— BEGIN Page —

When host nation Qatar opens the 2022 World Cup against Ecuador on November 20 at Al Bayt Stadium in Al Khor, the entire world will be watching. The leaders of Invest Qatar hope that, eventually, a good portion of these global soccer fans become visitors and investors.
For an in-depth perspective on how Invest Qatar plans to capitalize on hosting this global sporting spectacle for a month, we turned to the organization’s Chief Executive Officer H.E. Sheikh Ali Alwaleed Al-Thani. Just four years ago, Sheikh Ali was appointed coordinator for economic affairs at the Qatar Prime Minister’s office. overseeing a broad range of activities related to Qatar’s economic and investment agenda.
How does Invest Qatar plan to use the World Cup event to market and promote Qatar as a welcoming destination for foreign direct investment?
SHEIKH ALI: This World Cup is special in many ways as it’s the first to be held in our region, the first to be held in an Arab country — but most importantly it will showcase the attractiveness of Qatar as a destination to live, work and do business to the millions of fans that will visit. We believe that hosting this mega sporting event will demonstrate to investors that Qatar is open and welcoming and that our significant investment in infrastructure has created a fertile foundation from which to grow and expand their businesses. Additionally, investors will experience Qatar’s global connectivity with direct connections to more than 160 markets by air and sea, and its diverse, vibrant cultural scene that is home to 85+ nationalities.
“The Supreme Committee for Delivery and Legacy predicts the economic contribution of the World Cup will be above US$17 billion.”
– Invest Qatar Chief Executive Officer H.E. Sheikh Ali Alwaleed Al-Thani
Since Qatar won the World Cup bid in 2010, opportunities have emerged across the board and paved the path for investors to launch their operations in the country and further expand in the region. The Supreme Committee for Delivery and Legacy predicts the economic contribution of the World Cup will be above US$17 billion. With roughly 1.5 million people expected to visit Qatar, more than $6 billion will be invested directly. The indirect economic benefits will be even more significant.
In short, the World Cup represents a catalyst to propel investment growth in Qatar. It will set the stage for Qatar to strengthen its position as a strategic hub, where sustainable growth and business excellence can be achieved.
What have been some of your biggest FDI project wins?

— END Page —

» **Written request 1**: Write out everything in the listing from its first line down to the line containing "alarm-to-fax-arrow <box>321 939", with both of those lines included. Swap "Give" for "Provide" and leave everything else unchanged.
The listing has no connection to the interview on Qatar and the World Cup.

— BEGIN Dataset extract —

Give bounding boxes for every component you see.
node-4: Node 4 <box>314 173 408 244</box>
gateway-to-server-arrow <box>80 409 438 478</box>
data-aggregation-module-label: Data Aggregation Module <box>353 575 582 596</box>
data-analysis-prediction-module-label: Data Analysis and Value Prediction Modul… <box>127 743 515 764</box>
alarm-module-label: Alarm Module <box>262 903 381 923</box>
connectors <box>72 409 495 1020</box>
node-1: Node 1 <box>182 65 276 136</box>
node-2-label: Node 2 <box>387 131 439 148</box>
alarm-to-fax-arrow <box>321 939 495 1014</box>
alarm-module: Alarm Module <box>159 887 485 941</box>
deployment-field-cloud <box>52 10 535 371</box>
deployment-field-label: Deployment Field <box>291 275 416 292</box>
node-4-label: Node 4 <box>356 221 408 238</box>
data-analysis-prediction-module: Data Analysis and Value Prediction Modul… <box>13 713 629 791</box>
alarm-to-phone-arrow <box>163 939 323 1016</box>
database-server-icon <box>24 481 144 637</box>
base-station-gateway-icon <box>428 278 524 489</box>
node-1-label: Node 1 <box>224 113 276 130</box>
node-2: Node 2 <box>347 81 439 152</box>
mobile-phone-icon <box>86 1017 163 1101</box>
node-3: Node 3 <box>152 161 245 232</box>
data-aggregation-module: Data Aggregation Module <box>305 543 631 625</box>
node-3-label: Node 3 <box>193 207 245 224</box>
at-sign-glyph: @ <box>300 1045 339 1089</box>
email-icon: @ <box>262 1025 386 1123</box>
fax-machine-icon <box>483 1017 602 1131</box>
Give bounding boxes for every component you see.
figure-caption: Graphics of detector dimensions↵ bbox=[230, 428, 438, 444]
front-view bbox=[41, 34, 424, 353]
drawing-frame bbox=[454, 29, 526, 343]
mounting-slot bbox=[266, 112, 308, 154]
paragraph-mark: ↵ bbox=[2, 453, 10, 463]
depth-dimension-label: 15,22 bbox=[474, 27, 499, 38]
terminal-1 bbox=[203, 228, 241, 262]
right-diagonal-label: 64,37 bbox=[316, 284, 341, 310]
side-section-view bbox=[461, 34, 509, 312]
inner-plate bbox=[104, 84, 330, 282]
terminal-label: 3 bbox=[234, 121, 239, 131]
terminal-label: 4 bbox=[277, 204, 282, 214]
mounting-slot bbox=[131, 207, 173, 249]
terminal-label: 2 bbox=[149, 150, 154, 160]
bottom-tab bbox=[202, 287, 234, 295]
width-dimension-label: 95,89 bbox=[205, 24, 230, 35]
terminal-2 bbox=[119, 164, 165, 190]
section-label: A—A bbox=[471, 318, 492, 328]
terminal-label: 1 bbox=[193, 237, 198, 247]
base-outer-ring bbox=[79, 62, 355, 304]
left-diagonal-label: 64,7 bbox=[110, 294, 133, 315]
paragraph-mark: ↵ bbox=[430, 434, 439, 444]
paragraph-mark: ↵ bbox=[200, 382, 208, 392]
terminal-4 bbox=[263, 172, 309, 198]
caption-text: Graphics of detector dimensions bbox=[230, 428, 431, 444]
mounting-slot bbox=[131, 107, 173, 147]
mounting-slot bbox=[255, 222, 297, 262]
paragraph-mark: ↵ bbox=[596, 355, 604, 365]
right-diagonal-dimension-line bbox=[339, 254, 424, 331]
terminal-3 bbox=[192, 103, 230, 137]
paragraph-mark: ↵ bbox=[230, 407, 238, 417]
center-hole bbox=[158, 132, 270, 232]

— END Dataset extract —

» **Written request 2**: Reproduce the interview on Qatar and the World Cup word for word, from "When host nation" down to "visitors and investors.".

» **Expected output 1**:
Provide bounding boxes for every component you see.
node-4: Node 4 <box>314 173 408 244</box>
gateway-to-server-arrow <box>80 409 438 478</box>
data-aggregation-module-label: Data Aggregation Module <box>353 575 582 596</box>
data-analysis-prediction-module-label: Data Analysis and Value Prediction Modul… <box>127 743 515 764</box>
alarm-module-label: Alarm Module <box>262 903 381 923</box>
connectors <box>72 409 495 1020</box>
node-1: Node 1 <box>182 65 276 136</box>
node-2-label: Node 2 <box>387 131 439 148</box>
alarm-to-fax-arrow <box>321 939 495 1014</box>

» **Expected output 2**:
When host nation Qatar opens the 2022 World Cup against Ecuador on November 20 at Al Bayt Stadium in Al Khor, the entire world will be watching. The leaders of Invest Qatar hope that, eventually, a good portion of these global soccer fans become visitors and investors.